**What needs to be done:** Reproduce the entries in the stretch from the line that contains "link-devices-printers[interactable]: 查看设备和打印机 [172,353,284,373]" through the line that contains "programs-icon[interactable] [94,409,158,473]", swapping "interactable" for "clickable" and leaving all else unchanged; give only those lines.

— START Data for the task —

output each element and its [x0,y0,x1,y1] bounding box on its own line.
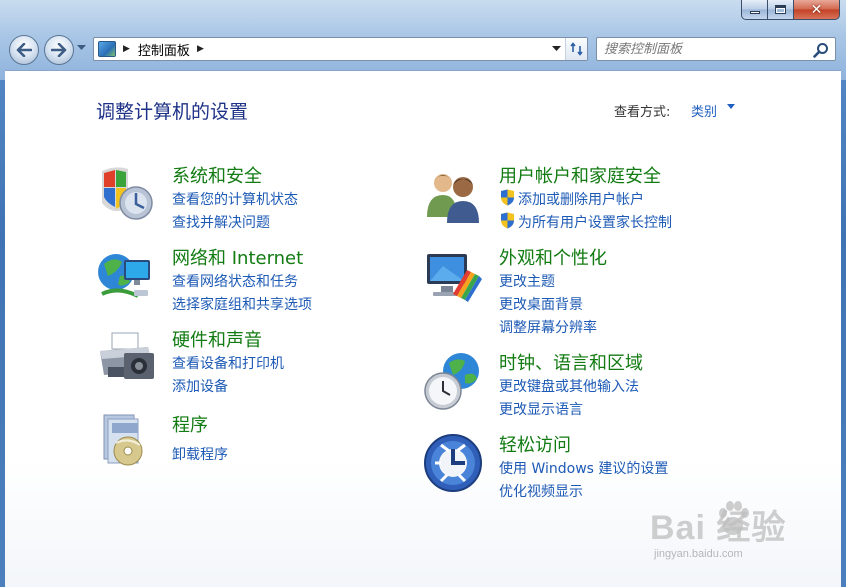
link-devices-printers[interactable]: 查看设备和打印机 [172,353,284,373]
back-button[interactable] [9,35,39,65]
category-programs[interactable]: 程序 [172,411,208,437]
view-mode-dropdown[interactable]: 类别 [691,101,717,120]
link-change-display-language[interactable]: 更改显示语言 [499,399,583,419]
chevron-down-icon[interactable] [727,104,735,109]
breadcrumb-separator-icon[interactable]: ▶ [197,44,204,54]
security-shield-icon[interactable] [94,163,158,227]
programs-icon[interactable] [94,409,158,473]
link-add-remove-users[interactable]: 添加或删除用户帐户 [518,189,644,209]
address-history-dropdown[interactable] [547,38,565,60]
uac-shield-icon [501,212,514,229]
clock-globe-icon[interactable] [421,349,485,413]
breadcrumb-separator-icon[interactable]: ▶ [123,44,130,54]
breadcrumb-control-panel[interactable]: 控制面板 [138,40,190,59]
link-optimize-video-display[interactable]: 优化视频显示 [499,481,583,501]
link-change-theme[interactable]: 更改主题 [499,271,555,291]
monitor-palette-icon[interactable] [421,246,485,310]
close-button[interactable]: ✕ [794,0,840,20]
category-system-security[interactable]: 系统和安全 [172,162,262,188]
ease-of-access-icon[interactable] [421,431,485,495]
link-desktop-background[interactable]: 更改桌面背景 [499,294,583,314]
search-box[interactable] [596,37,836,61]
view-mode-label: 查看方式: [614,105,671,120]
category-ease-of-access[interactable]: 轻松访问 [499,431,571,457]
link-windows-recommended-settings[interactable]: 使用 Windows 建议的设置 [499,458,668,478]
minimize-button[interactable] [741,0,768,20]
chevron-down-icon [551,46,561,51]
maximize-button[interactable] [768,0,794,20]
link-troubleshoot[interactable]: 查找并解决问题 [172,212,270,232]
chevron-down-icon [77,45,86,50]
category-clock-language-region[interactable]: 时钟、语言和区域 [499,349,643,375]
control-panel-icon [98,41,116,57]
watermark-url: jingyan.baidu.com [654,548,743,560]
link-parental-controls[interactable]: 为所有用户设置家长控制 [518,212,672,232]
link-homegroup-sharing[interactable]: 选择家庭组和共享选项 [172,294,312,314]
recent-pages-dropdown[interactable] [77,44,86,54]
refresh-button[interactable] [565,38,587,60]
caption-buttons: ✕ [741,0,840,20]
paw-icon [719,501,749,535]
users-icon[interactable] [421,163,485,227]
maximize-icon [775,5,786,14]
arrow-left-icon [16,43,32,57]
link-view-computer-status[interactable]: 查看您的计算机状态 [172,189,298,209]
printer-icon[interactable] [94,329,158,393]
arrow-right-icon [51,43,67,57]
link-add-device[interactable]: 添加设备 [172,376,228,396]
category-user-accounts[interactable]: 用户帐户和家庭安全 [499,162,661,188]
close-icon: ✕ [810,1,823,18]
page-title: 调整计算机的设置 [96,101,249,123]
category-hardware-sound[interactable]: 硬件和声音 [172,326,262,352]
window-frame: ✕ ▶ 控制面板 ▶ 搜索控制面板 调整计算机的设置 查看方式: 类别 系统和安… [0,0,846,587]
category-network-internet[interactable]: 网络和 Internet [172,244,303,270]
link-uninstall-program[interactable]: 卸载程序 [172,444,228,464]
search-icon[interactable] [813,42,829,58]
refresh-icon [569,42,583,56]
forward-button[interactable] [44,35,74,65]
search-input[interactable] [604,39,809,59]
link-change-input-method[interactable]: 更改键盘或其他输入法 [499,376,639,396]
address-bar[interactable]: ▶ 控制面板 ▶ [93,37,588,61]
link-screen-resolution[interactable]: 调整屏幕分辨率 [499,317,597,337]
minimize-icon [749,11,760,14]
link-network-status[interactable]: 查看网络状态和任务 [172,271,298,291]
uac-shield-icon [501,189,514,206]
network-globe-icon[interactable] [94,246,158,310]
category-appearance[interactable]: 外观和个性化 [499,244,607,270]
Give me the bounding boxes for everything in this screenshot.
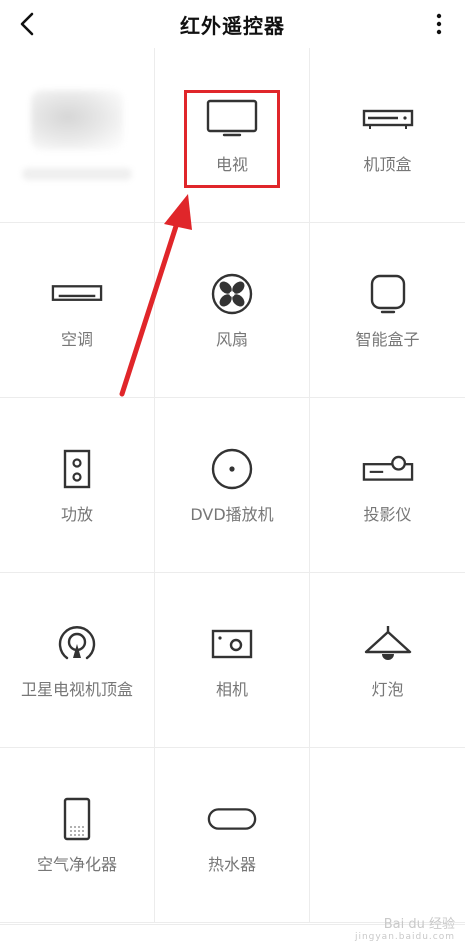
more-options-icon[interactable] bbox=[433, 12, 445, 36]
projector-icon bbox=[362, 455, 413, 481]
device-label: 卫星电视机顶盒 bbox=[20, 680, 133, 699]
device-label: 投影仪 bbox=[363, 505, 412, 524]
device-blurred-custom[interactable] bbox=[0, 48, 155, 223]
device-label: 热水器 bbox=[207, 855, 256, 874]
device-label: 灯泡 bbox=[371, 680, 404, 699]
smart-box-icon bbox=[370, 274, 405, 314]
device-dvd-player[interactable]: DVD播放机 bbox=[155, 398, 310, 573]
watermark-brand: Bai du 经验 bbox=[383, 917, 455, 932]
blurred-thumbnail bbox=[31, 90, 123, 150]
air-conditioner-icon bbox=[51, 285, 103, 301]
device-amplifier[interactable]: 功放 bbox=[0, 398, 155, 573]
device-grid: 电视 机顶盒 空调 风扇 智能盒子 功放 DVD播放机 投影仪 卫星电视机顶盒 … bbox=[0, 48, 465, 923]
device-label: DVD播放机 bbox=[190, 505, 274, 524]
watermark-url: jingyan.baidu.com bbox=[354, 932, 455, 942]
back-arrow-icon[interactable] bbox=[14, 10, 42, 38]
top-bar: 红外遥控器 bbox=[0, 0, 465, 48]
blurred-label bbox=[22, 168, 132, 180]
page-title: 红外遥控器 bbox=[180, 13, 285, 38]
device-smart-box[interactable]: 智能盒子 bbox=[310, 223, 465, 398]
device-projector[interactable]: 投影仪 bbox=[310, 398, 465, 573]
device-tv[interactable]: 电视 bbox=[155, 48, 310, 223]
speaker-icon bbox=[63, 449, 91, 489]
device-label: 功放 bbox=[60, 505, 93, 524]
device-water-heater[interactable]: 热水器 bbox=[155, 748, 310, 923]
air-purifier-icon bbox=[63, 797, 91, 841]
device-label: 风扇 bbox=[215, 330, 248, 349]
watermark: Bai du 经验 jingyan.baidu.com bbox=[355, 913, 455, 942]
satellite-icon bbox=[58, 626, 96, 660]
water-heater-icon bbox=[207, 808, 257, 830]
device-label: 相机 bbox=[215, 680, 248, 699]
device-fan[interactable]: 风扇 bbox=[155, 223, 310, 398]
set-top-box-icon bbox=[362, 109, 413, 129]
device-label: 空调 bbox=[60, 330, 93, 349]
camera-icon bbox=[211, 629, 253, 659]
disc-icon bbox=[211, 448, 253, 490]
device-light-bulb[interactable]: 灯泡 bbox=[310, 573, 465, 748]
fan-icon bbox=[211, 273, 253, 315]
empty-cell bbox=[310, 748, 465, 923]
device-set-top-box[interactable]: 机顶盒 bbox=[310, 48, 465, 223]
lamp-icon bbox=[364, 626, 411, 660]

— END Data for the task —

**Output below:**
link-devices-printers[clickable]: 查看设备和打印机 [172,353,284,373]
back-button[clickable] [9,35,39,65]
category-programs[clickable]: 程序 [172,411,208,437]
view-mode-dropdown[clickable]: 类别 [691,101,717,120]
link-change-display-language[clickable]: 更改显示语言 [499,399,583,419]
chevron-down-icon[clickable] [727,104,735,109]
breadcrumb-separator-icon[clickable]: ▶ [197,44,204,54]
security-shield-icon[clickable] [94,163,158,227]
programs-icon[clickable] [94,409,158,473]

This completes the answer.